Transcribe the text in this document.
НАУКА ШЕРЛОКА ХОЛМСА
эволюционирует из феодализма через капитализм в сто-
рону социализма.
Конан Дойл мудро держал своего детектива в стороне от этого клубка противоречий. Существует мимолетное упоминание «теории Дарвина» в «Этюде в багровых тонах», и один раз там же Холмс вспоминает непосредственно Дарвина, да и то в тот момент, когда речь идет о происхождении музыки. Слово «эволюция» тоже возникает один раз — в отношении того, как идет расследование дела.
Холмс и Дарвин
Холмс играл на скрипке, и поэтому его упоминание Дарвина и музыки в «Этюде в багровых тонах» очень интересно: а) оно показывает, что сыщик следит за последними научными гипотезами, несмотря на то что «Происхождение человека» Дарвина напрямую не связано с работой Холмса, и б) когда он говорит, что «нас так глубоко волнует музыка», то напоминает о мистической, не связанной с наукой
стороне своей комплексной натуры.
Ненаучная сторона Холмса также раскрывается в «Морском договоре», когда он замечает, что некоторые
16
──────────
• What is asked
Reproduce the data shown above exactly.

• Answer to this task
Transcribe the text in this document.
НАУКА ШЕРЛОКА ХОЛМСА
эволюционирует из феодализма через капитализм в сто-
рону социализма.
Конан Дойл мудро держал своего детектива в стороне от этого клубка противоречий. Существует мимолетное упоминание «теории Дарвина» в «Этюде в багровых тонах», и один раз там же Холмс вспоминает непосредственно Дарвина, да и то в тот момент, когда речь идет о происхождении музыки. Слово «эволюция» тоже возникает один раз — в отношении того, как идет расследование дела.
Холмс и Дарвин
Холмс играл на скрипке, и поэтому его упоминание Дарвина и музыки в «Этюде в багровых тонах» очень интересно: а) оно показывает, что сыщик следит за последними научными гипотезами, несмотря на то что «Происхождение человека» Дарвина напрямую не связано с работой Холмса, и б) когда он говорит, что «нас так глубоко волнует музыка», то напоминает о мистической, не связанной с наукой
стороне своей комплексной натуры.
Ненаучная сторона Холмса также раскрывается в «Морском договоре», когда он замечает, что некоторые
16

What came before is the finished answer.